## Exercise
Locate the string "this" throughout the material and copy every line in which it occurs.

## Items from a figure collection
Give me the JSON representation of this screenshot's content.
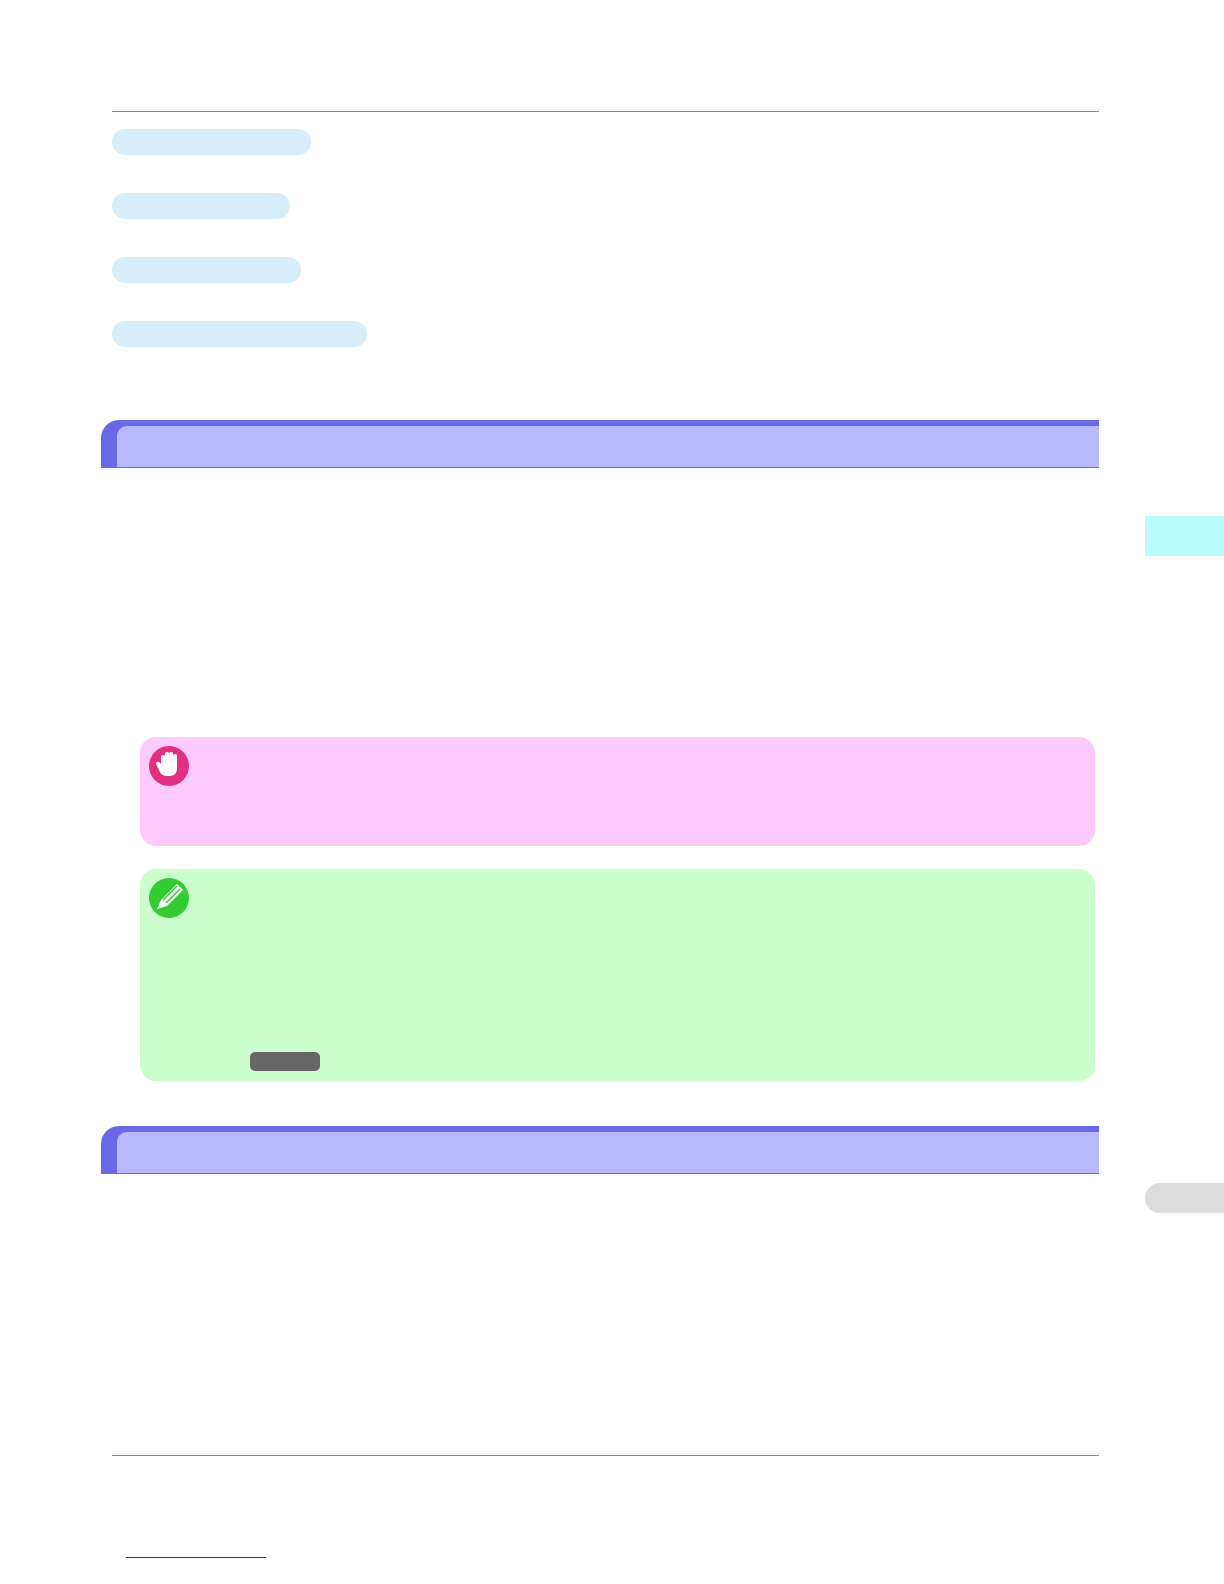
{
  "colors": {
    "link_background": "#d6eefc",
    "section_header_outer": "#6b68e8",
    "section_header_inner": "#b8b8fc",
    "important_box": "#fdcafd",
    "note_box": "#ccfdcc",
    "important_icon": "#e0307f",
    "note_icon": "#33cc33",
    "chapter_tab_active": "#bbfdfd",
    "chapter_tab_inactive": "#dcdcdc",
    "button_graphic": "#666666"
  },
  "icons": {
    "important": "hand-stop-icon",
    "note": "pencil-icon"
  }
}
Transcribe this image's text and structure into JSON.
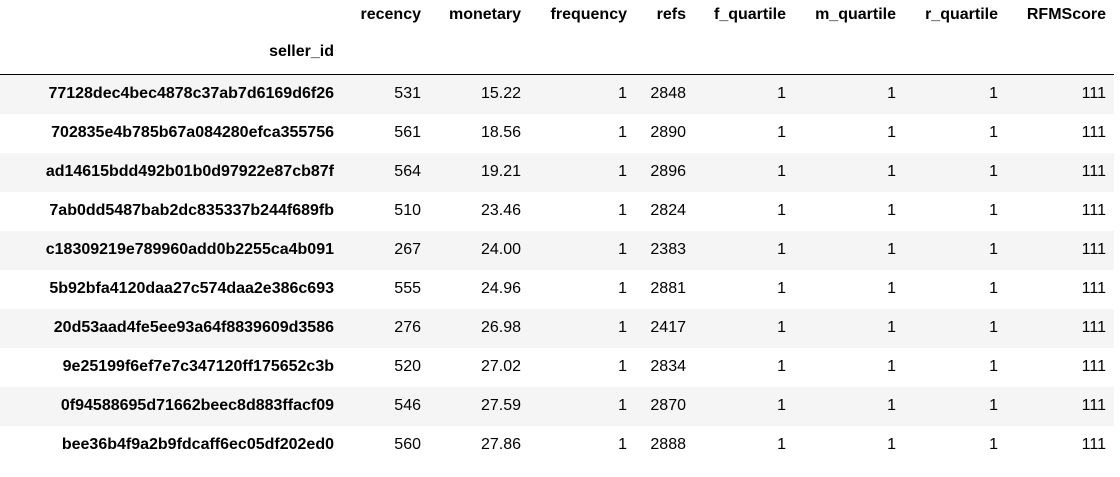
{
  "table": {
    "index_name": "seller_id",
    "columns": [
      "recency",
      "monetary",
      "frequency",
      "refs",
      "f_quartile",
      "m_quartile",
      "r_quartile",
      "RFMScore"
    ],
    "rows": [
      {
        "seller_id": "77128dec4bec4878c37ab7d6169d6f26",
        "cells": [
          "531",
          "15.22",
          "1",
          "2848",
          "1",
          "1",
          "1",
          "111"
        ]
      },
      {
        "seller_id": "702835e4b785b67a084280efca355756",
        "cells": [
          "561",
          "18.56",
          "1",
          "2890",
          "1",
          "1",
          "1",
          "111"
        ]
      },
      {
        "seller_id": "ad14615bdd492b01b0d97922e87cb87f",
        "cells": [
          "564",
          "19.21",
          "1",
          "2896",
          "1",
          "1",
          "1",
          "111"
        ]
      },
      {
        "seller_id": "7ab0dd5487bab2dc835337b244f689fb",
        "cells": [
          "510",
          "23.46",
          "1",
          "2824",
          "1",
          "1",
          "1",
          "111"
        ]
      },
      {
        "seller_id": "c18309219e789960add0b2255ca4b091",
        "cells": [
          "267",
          "24.00",
          "1",
          "2383",
          "1",
          "1",
          "1",
          "111"
        ]
      },
      {
        "seller_id": "5b92bfa4120daa27c574daa2e386c693",
        "cells": [
          "555",
          "24.96",
          "1",
          "2881",
          "1",
          "1",
          "1",
          "111"
        ]
      },
      {
        "seller_id": "20d53aad4fe5ee93a64f8839609d3586",
        "cells": [
          "276",
          "26.98",
          "1",
          "2417",
          "1",
          "1",
          "1",
          "111"
        ]
      },
      {
        "seller_id": "9e25199f6ef7e7c347120ff175652c3b",
        "cells": [
          "520",
          "27.02",
          "1",
          "2834",
          "1",
          "1",
          "1",
          "111"
        ]
      },
      {
        "seller_id": "0f94588695d71662beec8d883ffacf09",
        "cells": [
          "546",
          "27.59",
          "1",
          "2870",
          "1",
          "1",
          "1",
          "111"
        ]
      },
      {
        "seller_id": "bee36b4f9a2b9fdcaff6ec05df202ed0",
        "cells": [
          "560",
          "27.86",
          "1",
          "2888",
          "1",
          "1",
          "1",
          "111"
        ]
      }
    ]
  },
  "colors": {
    "stripe": "#f5f5f5",
    "background": "#ffffff",
    "text": "#000000",
    "header_rule": "#000000"
  }
}
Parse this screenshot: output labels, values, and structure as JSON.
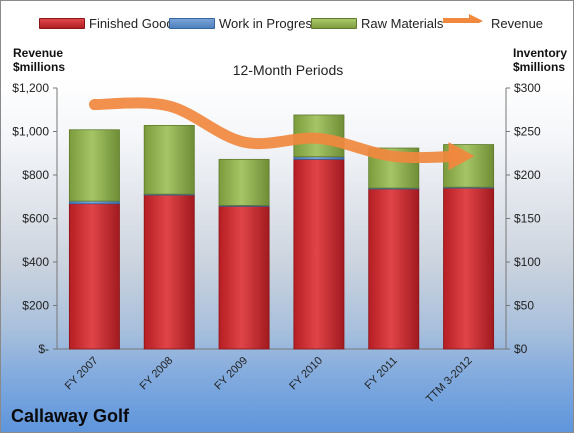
{
  "legend": {
    "finished_goods": "Finished Goods",
    "wip": "Work in Progress",
    "raw_materials": "Raw Materials",
    "revenue": "Revenue"
  },
  "axes": {
    "left_title_1": "Revenue",
    "left_title_2": "$millions",
    "right_title_1": "Inventory",
    "right_title_2": "$millions"
  },
  "title": "12-Month Periods",
  "company": "Callaway Golf",
  "colors": {
    "finished_goods": "#c0292d",
    "wip": "#4f81bd",
    "raw_materials": "#8fb24a",
    "revenue": "#f0883e"
  },
  "chart_data": {
    "type": "bar",
    "stacked": true,
    "categories": [
      "FY 2007",
      "FY 2008",
      "FY 2009",
      "FY 2010",
      "FY 2011",
      "TTM 3-2012"
    ],
    "series": [
      {
        "name": "Finished Goods",
        "axis": "right",
        "values": [
          167,
          177,
          164,
          218,
          184,
          185
        ]
      },
      {
        "name": "Work in Progress",
        "axis": "right",
        "values": [
          3,
          1,
          1,
          3,
          1,
          1
        ]
      },
      {
        "name": "Raw Materials",
        "axis": "right",
        "values": [
          82,
          79,
          53,
          48,
          46,
          49
        ]
      },
      {
        "name": "Revenue",
        "type": "line",
        "axis": "left",
        "values": [
          1124,
          1117,
          951,
          968,
          886,
          887
        ]
      }
    ],
    "left_axis": {
      "ylim": [
        0,
        1200
      ],
      "ticks": [
        "$-",
        "$200",
        "$400",
        "$600",
        "$800",
        "$1,000",
        "$1,200"
      ]
    },
    "right_axis": {
      "ylim": [
        0,
        300
      ],
      "ticks": [
        "$0",
        "$50",
        "$100",
        "$150",
        "$200",
        "$250",
        "$300"
      ]
    },
    "legend_position": "top",
    "grid": false
  }
}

## Result
Give me the JSON representation of this screenshot's content.
Transcribe this image's text and structure into JSON.
Parse this screenshot: output labels, values, and structure as JSON.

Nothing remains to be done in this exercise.